Note how many lines include the word "panel", and give that number by itself.

** START **

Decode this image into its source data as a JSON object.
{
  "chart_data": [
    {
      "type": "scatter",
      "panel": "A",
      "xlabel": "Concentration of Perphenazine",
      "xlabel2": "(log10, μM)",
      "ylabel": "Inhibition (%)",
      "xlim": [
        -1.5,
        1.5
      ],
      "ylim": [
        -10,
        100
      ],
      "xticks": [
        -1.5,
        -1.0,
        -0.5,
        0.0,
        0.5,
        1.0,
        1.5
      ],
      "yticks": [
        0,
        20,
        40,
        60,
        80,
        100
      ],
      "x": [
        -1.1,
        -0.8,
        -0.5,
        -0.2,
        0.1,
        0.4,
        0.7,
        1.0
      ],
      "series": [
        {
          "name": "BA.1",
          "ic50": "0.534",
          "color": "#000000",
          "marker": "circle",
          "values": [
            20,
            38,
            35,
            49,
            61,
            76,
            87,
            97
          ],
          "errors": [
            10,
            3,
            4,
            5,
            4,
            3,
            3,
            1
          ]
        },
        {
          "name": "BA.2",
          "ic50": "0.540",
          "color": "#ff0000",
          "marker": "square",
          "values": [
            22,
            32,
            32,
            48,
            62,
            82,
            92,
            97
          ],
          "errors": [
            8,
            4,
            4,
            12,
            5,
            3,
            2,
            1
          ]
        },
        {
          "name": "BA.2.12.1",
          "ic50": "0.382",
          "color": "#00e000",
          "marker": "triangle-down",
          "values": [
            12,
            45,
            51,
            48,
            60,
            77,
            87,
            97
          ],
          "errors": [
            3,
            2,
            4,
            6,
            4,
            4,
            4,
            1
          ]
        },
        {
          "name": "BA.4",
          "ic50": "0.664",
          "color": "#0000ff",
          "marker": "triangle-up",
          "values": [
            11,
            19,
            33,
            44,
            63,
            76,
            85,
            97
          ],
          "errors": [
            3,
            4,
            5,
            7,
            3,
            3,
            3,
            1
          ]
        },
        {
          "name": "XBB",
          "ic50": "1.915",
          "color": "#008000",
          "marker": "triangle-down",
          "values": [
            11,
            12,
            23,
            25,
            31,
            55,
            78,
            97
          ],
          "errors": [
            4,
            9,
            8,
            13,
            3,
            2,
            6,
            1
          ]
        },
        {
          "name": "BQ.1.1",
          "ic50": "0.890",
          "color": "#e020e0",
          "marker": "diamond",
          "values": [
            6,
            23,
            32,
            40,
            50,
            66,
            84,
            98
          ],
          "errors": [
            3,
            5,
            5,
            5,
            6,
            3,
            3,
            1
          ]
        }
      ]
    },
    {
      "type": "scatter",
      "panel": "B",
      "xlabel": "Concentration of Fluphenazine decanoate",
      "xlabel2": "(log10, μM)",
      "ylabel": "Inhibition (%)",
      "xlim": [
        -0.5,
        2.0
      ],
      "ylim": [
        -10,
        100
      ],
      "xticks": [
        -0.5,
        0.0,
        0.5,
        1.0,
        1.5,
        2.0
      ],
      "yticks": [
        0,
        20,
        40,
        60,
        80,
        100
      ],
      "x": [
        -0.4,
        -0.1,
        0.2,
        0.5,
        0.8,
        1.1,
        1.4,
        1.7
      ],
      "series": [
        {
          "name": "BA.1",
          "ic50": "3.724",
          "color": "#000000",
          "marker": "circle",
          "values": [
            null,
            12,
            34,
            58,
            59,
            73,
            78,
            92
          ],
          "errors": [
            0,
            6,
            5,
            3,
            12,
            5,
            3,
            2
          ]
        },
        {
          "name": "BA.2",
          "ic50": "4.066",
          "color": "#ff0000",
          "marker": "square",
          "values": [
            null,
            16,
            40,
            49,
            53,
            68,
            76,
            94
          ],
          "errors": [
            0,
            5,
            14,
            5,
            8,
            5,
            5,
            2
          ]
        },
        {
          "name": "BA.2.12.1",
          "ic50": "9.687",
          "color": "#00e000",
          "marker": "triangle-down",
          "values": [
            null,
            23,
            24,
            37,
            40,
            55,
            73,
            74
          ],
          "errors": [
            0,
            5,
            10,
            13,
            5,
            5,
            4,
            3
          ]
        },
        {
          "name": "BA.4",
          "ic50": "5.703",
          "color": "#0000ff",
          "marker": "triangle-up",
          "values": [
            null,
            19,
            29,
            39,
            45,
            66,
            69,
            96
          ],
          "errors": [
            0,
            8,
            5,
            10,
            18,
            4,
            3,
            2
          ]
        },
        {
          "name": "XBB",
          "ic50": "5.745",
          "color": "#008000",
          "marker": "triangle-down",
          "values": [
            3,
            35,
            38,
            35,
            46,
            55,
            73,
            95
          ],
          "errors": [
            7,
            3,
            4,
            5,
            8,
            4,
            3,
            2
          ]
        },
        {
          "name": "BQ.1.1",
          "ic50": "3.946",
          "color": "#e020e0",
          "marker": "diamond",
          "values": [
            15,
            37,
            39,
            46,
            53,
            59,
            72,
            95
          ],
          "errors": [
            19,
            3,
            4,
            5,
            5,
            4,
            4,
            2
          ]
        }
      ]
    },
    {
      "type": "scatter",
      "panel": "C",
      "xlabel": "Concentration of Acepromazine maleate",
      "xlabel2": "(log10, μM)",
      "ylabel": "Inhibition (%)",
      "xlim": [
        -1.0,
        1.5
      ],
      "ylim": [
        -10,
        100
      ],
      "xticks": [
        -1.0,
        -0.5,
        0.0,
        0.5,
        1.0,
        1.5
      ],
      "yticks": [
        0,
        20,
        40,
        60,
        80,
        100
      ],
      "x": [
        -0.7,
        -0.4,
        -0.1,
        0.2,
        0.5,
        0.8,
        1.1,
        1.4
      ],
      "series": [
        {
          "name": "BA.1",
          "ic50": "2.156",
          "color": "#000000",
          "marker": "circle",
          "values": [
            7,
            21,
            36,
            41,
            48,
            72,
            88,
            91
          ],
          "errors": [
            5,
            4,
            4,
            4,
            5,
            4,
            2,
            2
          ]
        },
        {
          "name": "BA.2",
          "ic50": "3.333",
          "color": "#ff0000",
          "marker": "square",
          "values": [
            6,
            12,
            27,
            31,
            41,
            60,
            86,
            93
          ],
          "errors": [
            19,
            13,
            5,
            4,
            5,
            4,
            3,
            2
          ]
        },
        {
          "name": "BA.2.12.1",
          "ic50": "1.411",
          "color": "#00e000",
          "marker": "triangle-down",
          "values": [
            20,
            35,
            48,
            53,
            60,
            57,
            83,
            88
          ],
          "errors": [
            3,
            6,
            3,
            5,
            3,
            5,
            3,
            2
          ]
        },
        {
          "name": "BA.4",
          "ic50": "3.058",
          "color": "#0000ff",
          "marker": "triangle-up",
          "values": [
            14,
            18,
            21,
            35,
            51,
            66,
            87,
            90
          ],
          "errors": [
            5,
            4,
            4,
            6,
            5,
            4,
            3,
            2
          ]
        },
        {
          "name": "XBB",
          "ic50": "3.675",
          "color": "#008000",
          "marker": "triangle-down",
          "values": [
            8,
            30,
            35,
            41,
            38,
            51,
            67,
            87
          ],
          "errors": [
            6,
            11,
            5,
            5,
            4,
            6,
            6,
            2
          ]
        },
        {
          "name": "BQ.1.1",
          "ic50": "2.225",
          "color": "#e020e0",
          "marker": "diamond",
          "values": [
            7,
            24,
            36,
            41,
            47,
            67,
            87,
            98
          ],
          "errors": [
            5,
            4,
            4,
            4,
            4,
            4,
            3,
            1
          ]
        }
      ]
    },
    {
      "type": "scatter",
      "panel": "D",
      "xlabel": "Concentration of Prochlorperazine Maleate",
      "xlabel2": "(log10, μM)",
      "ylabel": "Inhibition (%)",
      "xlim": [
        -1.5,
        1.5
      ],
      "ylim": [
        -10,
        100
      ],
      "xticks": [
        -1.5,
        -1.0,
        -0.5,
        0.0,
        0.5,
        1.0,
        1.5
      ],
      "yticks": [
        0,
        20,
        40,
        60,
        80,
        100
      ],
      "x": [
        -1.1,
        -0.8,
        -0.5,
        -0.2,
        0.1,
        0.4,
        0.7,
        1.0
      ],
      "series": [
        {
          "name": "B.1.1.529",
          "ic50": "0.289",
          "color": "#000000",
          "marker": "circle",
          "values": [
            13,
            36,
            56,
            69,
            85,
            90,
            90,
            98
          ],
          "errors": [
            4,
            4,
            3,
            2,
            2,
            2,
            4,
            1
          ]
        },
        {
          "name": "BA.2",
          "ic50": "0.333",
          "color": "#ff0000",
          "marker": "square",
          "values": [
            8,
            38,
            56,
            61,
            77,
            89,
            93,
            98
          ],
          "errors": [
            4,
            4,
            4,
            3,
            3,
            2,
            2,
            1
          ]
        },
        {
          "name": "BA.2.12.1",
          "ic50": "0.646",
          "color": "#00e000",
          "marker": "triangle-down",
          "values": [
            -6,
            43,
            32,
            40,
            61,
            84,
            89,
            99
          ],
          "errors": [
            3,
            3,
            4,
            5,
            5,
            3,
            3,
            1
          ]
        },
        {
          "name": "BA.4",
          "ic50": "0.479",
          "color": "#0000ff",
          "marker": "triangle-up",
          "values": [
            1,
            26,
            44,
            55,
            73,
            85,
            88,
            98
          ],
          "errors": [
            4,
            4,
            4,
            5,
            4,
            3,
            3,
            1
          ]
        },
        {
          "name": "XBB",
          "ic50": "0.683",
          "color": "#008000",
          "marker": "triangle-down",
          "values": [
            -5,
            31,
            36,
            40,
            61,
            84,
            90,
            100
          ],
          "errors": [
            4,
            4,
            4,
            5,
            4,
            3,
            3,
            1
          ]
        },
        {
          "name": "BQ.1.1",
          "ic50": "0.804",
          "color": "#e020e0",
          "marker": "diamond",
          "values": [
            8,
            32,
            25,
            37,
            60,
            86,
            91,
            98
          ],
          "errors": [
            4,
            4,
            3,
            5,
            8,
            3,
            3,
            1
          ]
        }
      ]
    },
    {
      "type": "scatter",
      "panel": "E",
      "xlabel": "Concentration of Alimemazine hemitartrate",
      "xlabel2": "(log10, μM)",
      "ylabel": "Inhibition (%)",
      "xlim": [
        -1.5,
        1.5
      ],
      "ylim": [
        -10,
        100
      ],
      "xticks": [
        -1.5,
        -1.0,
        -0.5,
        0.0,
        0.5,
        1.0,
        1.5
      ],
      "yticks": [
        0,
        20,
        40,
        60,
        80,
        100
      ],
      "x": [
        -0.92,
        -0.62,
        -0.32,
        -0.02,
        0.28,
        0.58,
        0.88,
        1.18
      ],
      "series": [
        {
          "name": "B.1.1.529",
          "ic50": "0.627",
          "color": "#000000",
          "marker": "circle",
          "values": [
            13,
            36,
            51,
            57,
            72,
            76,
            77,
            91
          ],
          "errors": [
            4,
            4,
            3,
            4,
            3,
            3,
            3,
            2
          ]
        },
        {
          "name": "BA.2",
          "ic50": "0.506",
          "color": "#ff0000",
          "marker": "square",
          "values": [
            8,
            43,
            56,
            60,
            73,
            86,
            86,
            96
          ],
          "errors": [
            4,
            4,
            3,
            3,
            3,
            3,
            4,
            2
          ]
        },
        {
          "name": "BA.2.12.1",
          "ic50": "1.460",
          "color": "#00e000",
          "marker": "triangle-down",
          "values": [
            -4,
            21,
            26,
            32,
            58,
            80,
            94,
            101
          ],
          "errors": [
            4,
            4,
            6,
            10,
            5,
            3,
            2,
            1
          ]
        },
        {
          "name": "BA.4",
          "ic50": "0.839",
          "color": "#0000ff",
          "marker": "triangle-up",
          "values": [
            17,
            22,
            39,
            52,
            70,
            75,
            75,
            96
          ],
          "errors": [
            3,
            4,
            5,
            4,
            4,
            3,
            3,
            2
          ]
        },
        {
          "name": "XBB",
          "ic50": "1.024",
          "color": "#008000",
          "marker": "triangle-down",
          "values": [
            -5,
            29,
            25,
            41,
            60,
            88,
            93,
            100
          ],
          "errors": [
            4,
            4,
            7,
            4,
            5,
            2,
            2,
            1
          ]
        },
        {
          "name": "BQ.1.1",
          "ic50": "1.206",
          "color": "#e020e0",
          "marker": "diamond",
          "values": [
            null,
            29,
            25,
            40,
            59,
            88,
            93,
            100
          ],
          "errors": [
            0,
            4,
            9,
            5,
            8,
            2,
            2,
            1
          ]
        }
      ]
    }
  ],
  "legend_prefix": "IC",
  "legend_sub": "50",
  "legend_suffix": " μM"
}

** END **

> [OUTPUT OF THE TASK]:
5